* STATED PROBLEM *
Reproduce all of the lines below word for word, keeping every character, mark and number unchanged.

* EXTRACTED ENTRIES *
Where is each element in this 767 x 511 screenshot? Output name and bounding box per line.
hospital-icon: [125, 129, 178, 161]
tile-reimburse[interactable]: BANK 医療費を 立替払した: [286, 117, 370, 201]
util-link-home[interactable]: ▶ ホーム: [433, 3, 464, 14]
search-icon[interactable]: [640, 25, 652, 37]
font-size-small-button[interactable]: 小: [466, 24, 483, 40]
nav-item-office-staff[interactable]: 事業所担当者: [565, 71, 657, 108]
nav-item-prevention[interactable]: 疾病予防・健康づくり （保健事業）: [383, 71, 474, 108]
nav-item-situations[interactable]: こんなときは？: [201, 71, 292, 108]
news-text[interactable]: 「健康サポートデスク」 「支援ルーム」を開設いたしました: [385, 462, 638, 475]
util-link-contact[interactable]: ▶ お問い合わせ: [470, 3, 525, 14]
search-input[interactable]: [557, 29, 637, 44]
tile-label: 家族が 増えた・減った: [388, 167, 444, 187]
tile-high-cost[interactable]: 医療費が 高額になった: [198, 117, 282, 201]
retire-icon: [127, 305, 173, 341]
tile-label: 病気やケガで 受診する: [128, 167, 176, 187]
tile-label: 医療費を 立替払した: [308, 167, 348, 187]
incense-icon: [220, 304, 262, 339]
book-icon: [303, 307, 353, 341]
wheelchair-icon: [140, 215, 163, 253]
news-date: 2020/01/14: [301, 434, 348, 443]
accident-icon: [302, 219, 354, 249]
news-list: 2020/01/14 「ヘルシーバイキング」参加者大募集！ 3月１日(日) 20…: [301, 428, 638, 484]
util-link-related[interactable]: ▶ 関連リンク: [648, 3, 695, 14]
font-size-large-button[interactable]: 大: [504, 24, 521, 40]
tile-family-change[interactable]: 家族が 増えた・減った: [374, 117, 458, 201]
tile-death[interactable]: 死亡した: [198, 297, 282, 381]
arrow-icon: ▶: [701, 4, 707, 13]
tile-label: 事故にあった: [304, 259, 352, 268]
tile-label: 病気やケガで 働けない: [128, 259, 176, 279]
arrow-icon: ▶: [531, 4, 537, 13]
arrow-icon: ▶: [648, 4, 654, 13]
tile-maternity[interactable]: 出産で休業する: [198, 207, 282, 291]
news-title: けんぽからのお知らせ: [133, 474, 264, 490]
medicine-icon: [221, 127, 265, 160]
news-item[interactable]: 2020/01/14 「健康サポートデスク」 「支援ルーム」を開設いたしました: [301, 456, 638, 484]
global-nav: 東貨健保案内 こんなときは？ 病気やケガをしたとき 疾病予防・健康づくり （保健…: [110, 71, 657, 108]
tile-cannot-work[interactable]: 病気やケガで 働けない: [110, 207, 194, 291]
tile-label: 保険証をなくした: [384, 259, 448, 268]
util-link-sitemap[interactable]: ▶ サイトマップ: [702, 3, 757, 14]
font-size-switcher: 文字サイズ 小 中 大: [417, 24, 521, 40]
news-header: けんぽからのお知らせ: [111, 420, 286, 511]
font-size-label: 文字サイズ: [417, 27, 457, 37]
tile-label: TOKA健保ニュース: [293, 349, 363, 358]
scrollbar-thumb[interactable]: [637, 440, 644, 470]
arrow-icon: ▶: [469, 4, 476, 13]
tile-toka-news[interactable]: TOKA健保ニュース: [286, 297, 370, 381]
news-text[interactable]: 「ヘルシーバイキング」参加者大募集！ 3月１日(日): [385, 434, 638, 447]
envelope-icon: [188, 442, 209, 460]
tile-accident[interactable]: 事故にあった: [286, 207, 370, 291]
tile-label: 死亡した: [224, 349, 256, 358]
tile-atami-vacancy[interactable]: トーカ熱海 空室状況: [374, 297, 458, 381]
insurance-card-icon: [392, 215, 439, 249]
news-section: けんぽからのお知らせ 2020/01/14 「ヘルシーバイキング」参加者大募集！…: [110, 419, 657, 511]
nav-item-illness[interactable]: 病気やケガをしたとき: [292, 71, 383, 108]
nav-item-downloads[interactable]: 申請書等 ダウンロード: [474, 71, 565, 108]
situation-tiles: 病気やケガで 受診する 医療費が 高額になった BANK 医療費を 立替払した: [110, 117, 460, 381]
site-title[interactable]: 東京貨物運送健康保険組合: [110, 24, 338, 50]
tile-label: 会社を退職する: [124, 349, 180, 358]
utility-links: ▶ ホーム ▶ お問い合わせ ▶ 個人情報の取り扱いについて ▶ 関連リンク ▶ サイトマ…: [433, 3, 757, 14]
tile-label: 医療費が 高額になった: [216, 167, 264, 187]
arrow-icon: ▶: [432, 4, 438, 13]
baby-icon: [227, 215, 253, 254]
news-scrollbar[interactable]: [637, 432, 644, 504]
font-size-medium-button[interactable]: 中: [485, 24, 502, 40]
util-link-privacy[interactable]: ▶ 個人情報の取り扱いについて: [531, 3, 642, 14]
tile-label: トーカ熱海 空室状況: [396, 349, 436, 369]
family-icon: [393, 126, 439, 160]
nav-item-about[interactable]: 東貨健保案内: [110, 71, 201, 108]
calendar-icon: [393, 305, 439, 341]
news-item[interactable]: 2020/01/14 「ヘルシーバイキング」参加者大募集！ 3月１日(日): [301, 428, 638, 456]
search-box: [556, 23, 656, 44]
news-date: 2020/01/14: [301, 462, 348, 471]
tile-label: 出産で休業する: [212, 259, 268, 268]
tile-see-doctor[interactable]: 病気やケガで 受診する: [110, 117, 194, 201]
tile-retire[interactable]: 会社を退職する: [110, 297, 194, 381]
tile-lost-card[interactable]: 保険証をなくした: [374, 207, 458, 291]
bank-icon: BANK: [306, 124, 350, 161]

* RESPONSE *
Where is each element in this 767 x 511 screenshot? Output name and bounding box per line.
hospital-icon: [125, 129, 178, 161]
tile-reimburse[interactable]: BANK 医療費を 立替払した: [286, 117, 370, 201]
util-link-home[interactable]: ▶ ホーム: [433, 3, 464, 14]
search-icon[interactable]: [640, 25, 652, 37]
font-size-small-button[interactable]: 小: [466, 24, 483, 40]
nav-item-office-staff[interactable]: 事業所担当者: [565, 71, 657, 108]
nav-item-prevention[interactable]: 疾病予防・健康づくり （保健事業）: [383, 71, 474, 108]
nav-item-situations[interactable]: こんなときは？: [201, 71, 292, 108]
news-text[interactable]: 「健康サポートデスク」 「支援ルーム」を開設いたしました: [385, 462, 638, 475]
util-link-contact[interactable]: ▶ お問い合わせ: [470, 3, 525, 14]
search-input[interactable]: [557, 29, 637, 44]
tile-label: 家族が 増えた・減った: [388, 167, 444, 187]
tile-high-cost[interactable]: 医療費が 高額になった: [198, 117, 282, 201]
retire-icon: [127, 305, 173, 341]
tile-label: 病気やケガで 受診する: [128, 167, 176, 187]
tile-label: 医療費を 立替払した: [308, 167, 348, 187]
incense-icon: [220, 304, 262, 339]
book-icon: [303, 307, 353, 341]
wheelchair-icon: [140, 215, 163, 253]
news-date: 2020/01/14: [301, 434, 348, 443]
accident-icon: [302, 219, 354, 249]
news-list: 2020/01/14 「ヘルシーバイキング」参加者大募集！ 3月１日(日) 20…: [301, 428, 638, 484]
util-link-related[interactable]: ▶ 関連リンク: [648, 3, 695, 14]
font-size-large-button[interactable]: 大: [504, 24, 521, 40]
tile-family-change[interactable]: 家族が 増えた・減った: [374, 117, 458, 201]
tile-death[interactable]: 死亡した: [198, 297, 282, 381]
arrow-icon: ▶: [701, 4, 707, 13]
tile-label: 事故にあった: [304, 259, 352, 268]
tile-label: 病気やケガで 働けない: [128, 259, 176, 279]
arrow-icon: ▶: [531, 4, 537, 13]
arrow-icon: ▶: [648, 4, 654, 13]
tile-maternity[interactable]: 出産で休業する: [198, 207, 282, 291]
news-title: けんぽからのお知らせ: [133, 474, 264, 490]
medicine-icon: [221, 127, 265, 160]
news-item[interactable]: 2020/01/14 「健康サポートデスク」 「支援ルーム」を開設いたしました: [301, 456, 638, 484]
global-nav: 東貨健保案内 こんなときは？ 病気やケガをしたとき 疾病予防・健康づくり （保健…: [110, 71, 657, 108]
tile-cannot-work[interactable]: 病気やケガで 働けない: [110, 207, 194, 291]
tile-label: 保険証をなくした: [384, 259, 448, 268]
util-link-sitemap[interactable]: ▶ サイトマップ: [702, 3, 757, 14]
font-size-switcher: 文字サイズ 小 中 大: [417, 24, 521, 40]
news-header: けんぽからのお知らせ: [111, 420, 286, 511]
font-size-label: 文字サイズ: [417, 27, 457, 37]
tile-label: TOKA健保ニュース: [293, 349, 363, 358]
scrollbar-thumb[interactable]: [637, 440, 644, 470]
arrow-icon: ▶: [469, 4, 476, 13]
tile-toka-news[interactable]: TOKA健保ニュース: [286, 297, 370, 381]
news-text[interactable]: 「ヘルシーバイキング」参加者大募集！ 3月１日(日): [385, 434, 638, 447]
envelope-icon: [188, 442, 209, 460]
tile-accident[interactable]: 事故にあった: [286, 207, 370, 291]
tile-label: 死亡した: [224, 349, 256, 358]
tile-atami-vacancy[interactable]: トーカ熱海 空室状況: [374, 297, 458, 381]
insurance-card-icon: [392, 215, 439, 249]
news-section: けんぽからのお知らせ 2020/01/14 「ヘルシーバイキング」参加者大募集！…: [110, 419, 657, 511]
nav-item-illness[interactable]: 病気やケガをしたとき: [292, 71, 383, 108]
nav-item-downloads[interactable]: 申請書等 ダウンロード: [474, 71, 565, 108]
situation-tiles: 病気やケガで 受診する 医療費が 高額になった BANK 医療費を 立替払した: [110, 117, 460, 381]
site-title[interactable]: 東京貨物運送健康保険組合: [110, 24, 338, 50]
tile-label: 会社を退職する: [124, 349, 180, 358]
utility-links: ▶ ホーム ▶ お問い合わせ ▶ 個人情報の取り扱いについて ▶ 関連リンク ▶ サイトマ…: [433, 3, 757, 14]
tile-label: 医療費が 高額になった: [216, 167, 264, 187]
arrow-icon: ▶: [432, 4, 438, 13]
baby-icon: [227, 215, 253, 254]
news-scrollbar[interactable]: [637, 432, 644, 504]
font-size-medium-button[interactable]: 中: [485, 24, 502, 40]
util-link-privacy[interactable]: ▶ 個人情報の取り扱いについて: [531, 3, 642, 14]
tile-label: トーカ熱海 空室状況: [396, 349, 436, 369]
family-icon: [393, 126, 439, 160]
nav-item-about[interactable]: 東貨健保案内: [110, 71, 201, 108]
calendar-icon: [393, 305, 439, 341]
news-item[interactable]: 2020/01/14 「ヘルシーバイキング」参加者大募集！ 3月１日(日): [301, 428, 638, 456]
search-box: [556, 23, 656, 44]
news-date: 2020/01/14: [301, 462, 348, 471]
tile-label: 出産で休業する: [212, 259, 268, 268]
tile-see-doctor[interactable]: 病気やケガで 受診する: [110, 117, 194, 201]
tile-retire[interactable]: 会社を退職する: [110, 297, 194, 381]
tile-lost-card[interactable]: 保険証をなくした: [374, 207, 458, 291]
bank-icon: BANK: [306, 124, 350, 161]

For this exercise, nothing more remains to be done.